Write the listing below out again exactly, dropping the images.

Saved entries
──────────────────────────────
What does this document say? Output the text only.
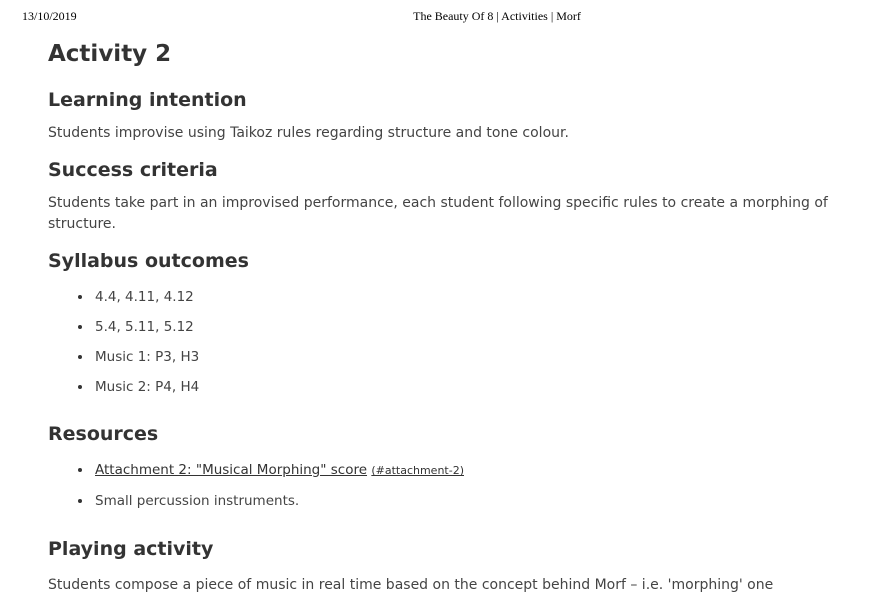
13/10/2019	The Beauty Of 8 | Activities | Morf
Activity 2
Learning intention

Students improvise using Taikoz rules regarding structure and tone colour.

Success criteria

Students take part in an improvised performance, each student following specific rules to create a morphing of structure.

Syllabus outcomes
4.4, 4.11, 4.12
5.4, 5.11, 5.12
Music 1: P3, H3
Music 2: P4, H4
Resources
Attachment 2: "Musical Morphing" score (#attachment-2)
Small percussion instruments.
Playing activity

Students compose a piece of music in real time based on the concept behind Morf – i.e. 'morphing' one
──────────────────────────────
- _Output for this exercise_
What does this document say? Output the text only.
13/10/2019	The Beauty Of 8 | Activities | Morf
Activity 2
Learning intention

Students improvise using Taikoz rules regarding structure and tone colour.

Success criteria

Students take part in an improvised performance, each student following specific rules to create a morphing of structure.

Syllabus outcomes
4.4, 4.11, 4.12
5.4, 5.11, 5.12
Music 1: P3, H3
Music 2: P4, H4
Resources
Attachment 2: "Musical Morphing" score (#attachment-2)
Small percussion instruments.
Playing activity

Students compose a piece of music in real time based on the concept behind Morf – i.e. 'morphing' one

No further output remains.